Entries taken from a collection:
....................
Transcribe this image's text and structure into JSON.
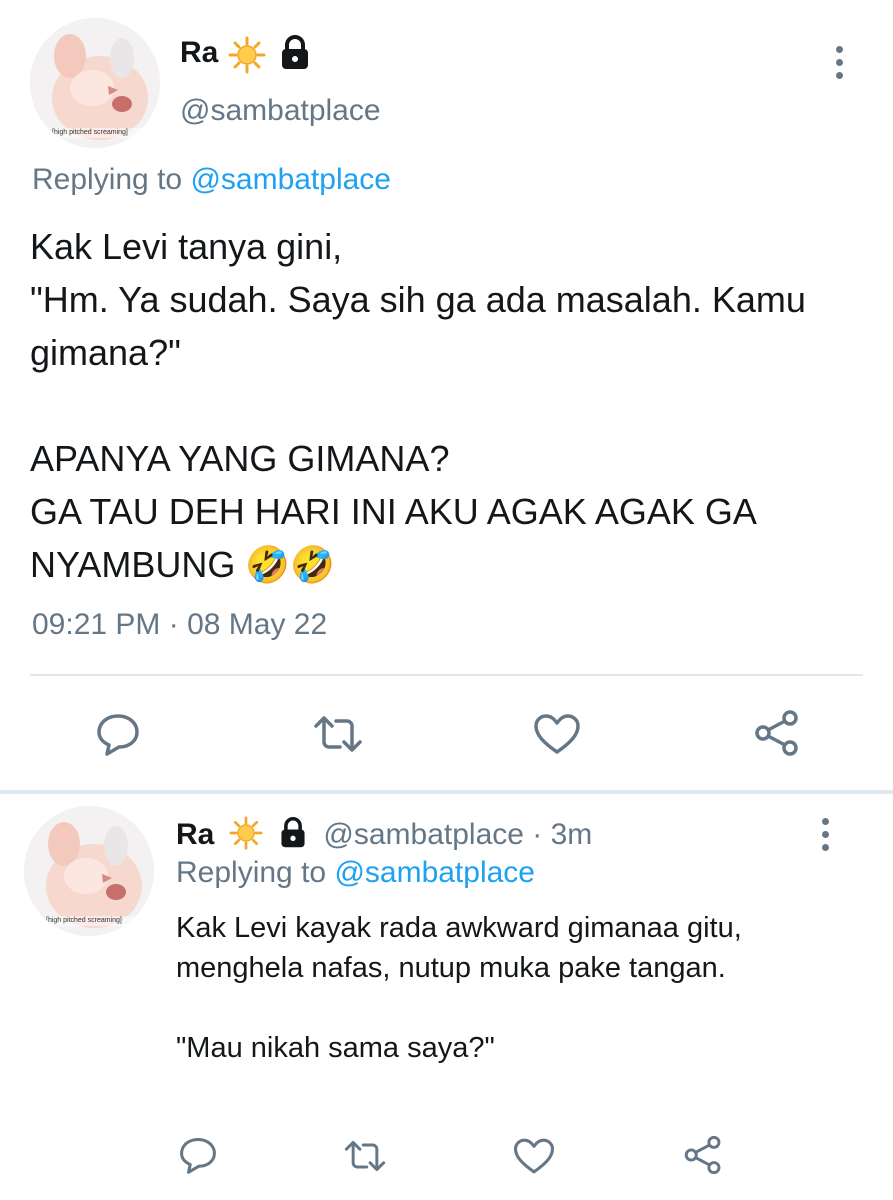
{
  "tweet1": {
    "display_name": "Ra",
    "handle": "@sambatplace",
    "avatar_caption": "[high pitched screaming]",
    "replying_prefix": "Replying to",
    "replying_handle": "@sambatplace",
    "text": "Kak Levi tanya gini,\n\"Hm. Ya sudah. Saya sih ga ada masalah. Kamu gimana?\"\n\nAPANYA YANG GIMANA?\nGA TAU DEH HARI INI AKU AGAK AGAK GA NYAMBUNG 🤣🤣",
    "timestamp": "09:21 PM · 08 May 22",
    "icons": [
      "sun-emoji",
      "lock-icon",
      "more-icon",
      "reply-icon",
      "retweet-icon",
      "like-icon",
      "share-icon"
    ]
  },
  "tweet2": {
    "display_name": "Ra",
    "handle": "@sambatplace",
    "time_ago": "· 3m",
    "avatar_caption": "[high pitched screaming]",
    "replying_prefix": "Replying to",
    "replying_handle": "@sambatplace",
    "text": "Kak Levi kayak rada awkward gimanaa gitu, menghela nafas, nutup muka pake tangan.\n\n\"Mau nikah sama saya?\""
  },
  "colors": {
    "text": "#14171a",
    "muted": "#657786",
    "link": "#1da1f2",
    "divider": "#e1e8ed"
  }
}
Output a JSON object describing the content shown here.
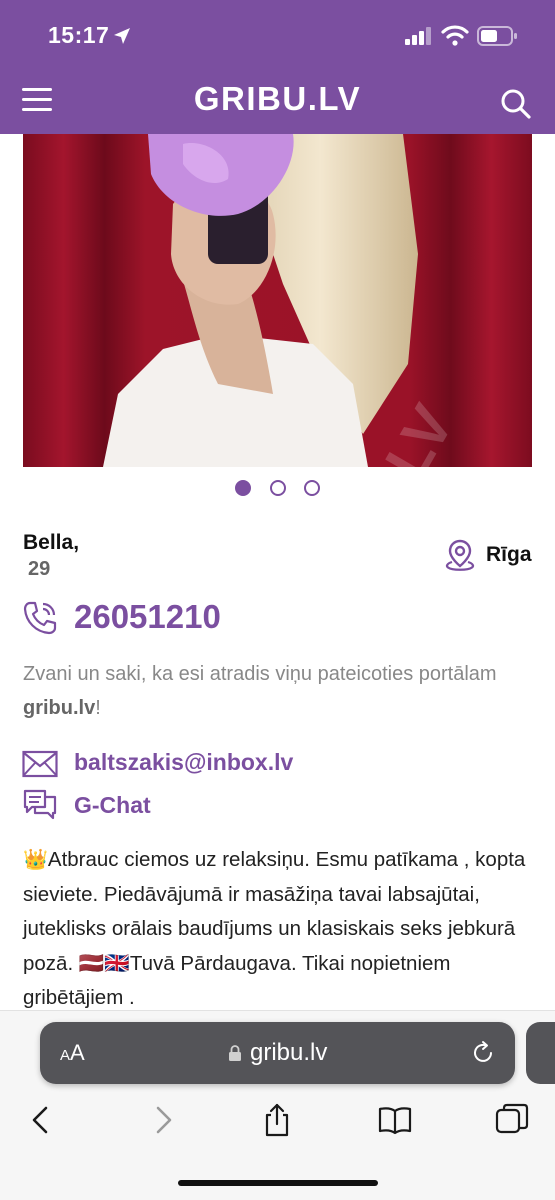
{
  "status_bar": {
    "time": "15:17"
  },
  "header": {
    "logo": "GRIBU.LV"
  },
  "gallery": {
    "active_index": 0,
    "count": 3
  },
  "profile": {
    "name": "Bella,",
    "age": "29",
    "city": "Rīga",
    "phone": "26051210",
    "hint_prefix": "Zvani un saki, ka esi atradis viņu pateicoties portālam ",
    "hint_site": "gribu.lv",
    "hint_suffix": "!",
    "email": "baltszakis@inbox.lv",
    "chat_label": "G-Chat",
    "description_emoji": "👑",
    "description": "Atbrauc ciemos uz relaksiņu. Esmu patīkama , kopta sieviete. Piedāvājumā ir masāžiņa tavai labsajūtai, juteklisks orālais baudījums un klasiskais seks jebkurā pozā. 🇱🇻🇬🇧Tuvā Pārdaugava. Tikai nopietniem gribētājiem ."
  },
  "browser": {
    "text_size_label_small": "A",
    "text_size_label_large": "A",
    "url": "gribu.lv"
  },
  "colors": {
    "brand": "#7b4fa0",
    "pill": "#545458"
  }
}
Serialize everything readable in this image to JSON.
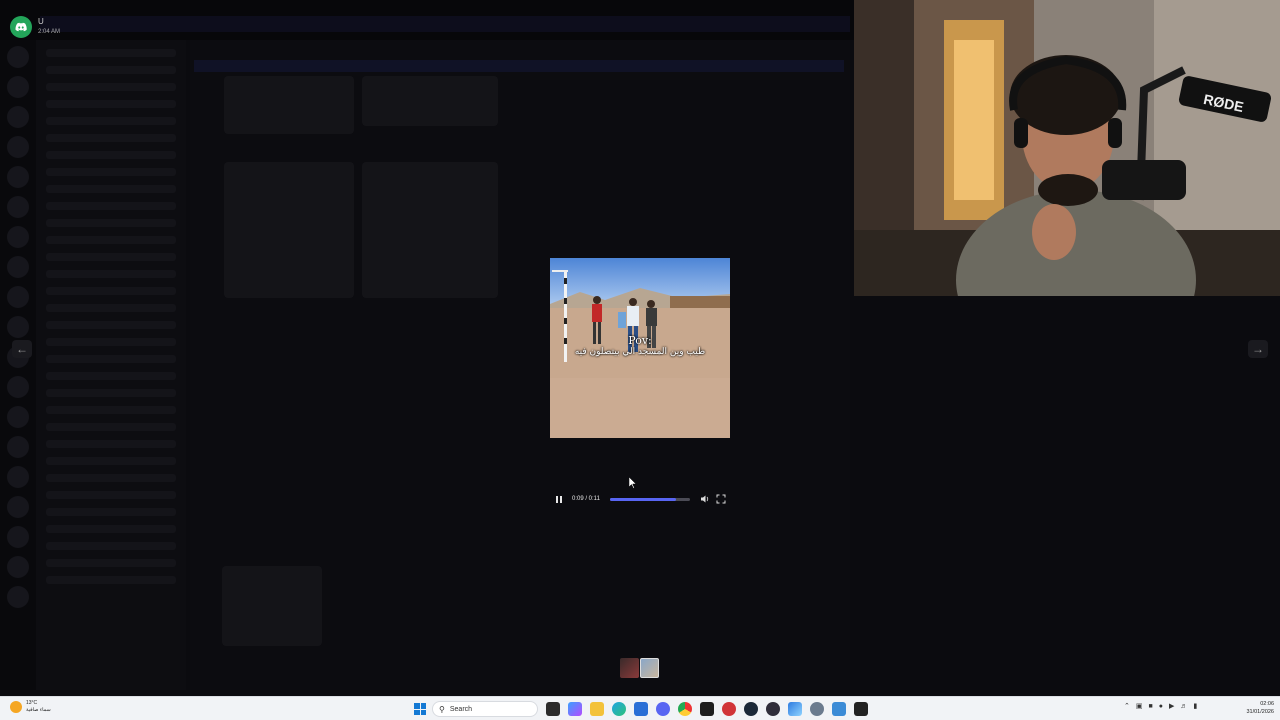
{
  "notification": {
    "app": "U",
    "time": "2:04 AM"
  },
  "player": {
    "caption_line1": "Pov:",
    "caption_line2": "طيب وين المسجد الي بيتصلون فيه",
    "time": "0:09 / 0:11",
    "progress": 0.82,
    "accent_color": "#5865f2"
  },
  "nav": {
    "prev_icon": "arrow-left-icon",
    "next_icon": "arrow-right-icon"
  },
  "webcam": {
    "mic_brand": "RØDE"
  },
  "taskbar": {
    "weather_temp": "13°C",
    "weather_desc": "سماء صافية",
    "search_placeholder": "Search",
    "clock_time": "02:06",
    "clock_date": "31/01/2026",
    "apps": [
      "file-explorer-icon",
      "copilot-icon",
      "folder-icon",
      "edge-icon",
      "store-icon",
      "discord-icon",
      "chrome-icon",
      "terminal-icon",
      "media-icon",
      "steam-icon",
      "obs-icon",
      "photos-icon",
      "settings-icon",
      "app-icon",
      "epic-games-icon"
    ]
  }
}
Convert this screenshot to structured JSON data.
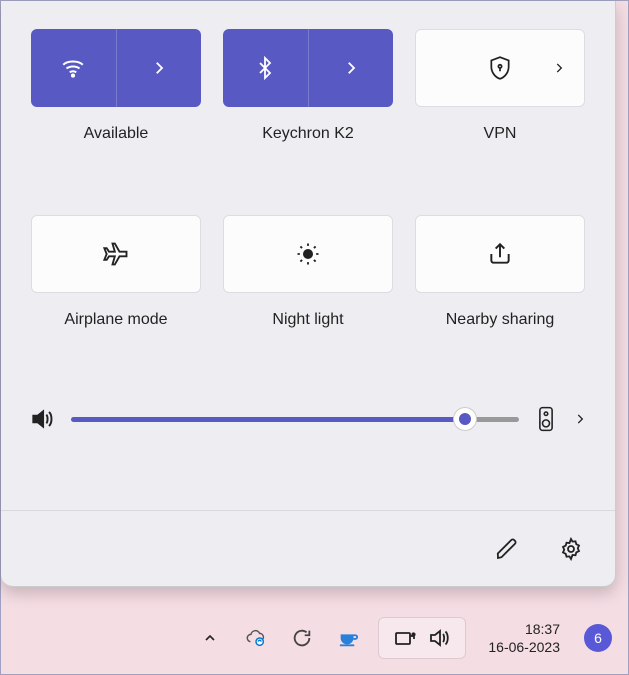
{
  "accent": "#5959c4",
  "tiles": {
    "wifi": {
      "label": "Available",
      "active": true,
      "expandable": true
    },
    "bluetooth": {
      "label": "Keychron K2",
      "active": true,
      "expandable": true
    },
    "vpn": {
      "label": "VPN",
      "active": false,
      "expandable": true
    },
    "airplane": {
      "label": "Airplane mode",
      "active": false
    },
    "nightlight": {
      "label": "Night light",
      "active": false
    },
    "nearby": {
      "label": "Nearby sharing",
      "active": false
    }
  },
  "volume": {
    "percent": 88
  },
  "tray": {
    "time": "18:37",
    "date": "16-06-2023",
    "notification_count": "6"
  }
}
....................
Where a line in the material above holds "JSON", copy that line.

> [EXERCISE RESULT]:
Transcribe this image's text and structure into JSON.
Output a JSON object describing the content shown here.
Serialize everything readable in this image to JSON.
Convert this screenshot to structured JSON data.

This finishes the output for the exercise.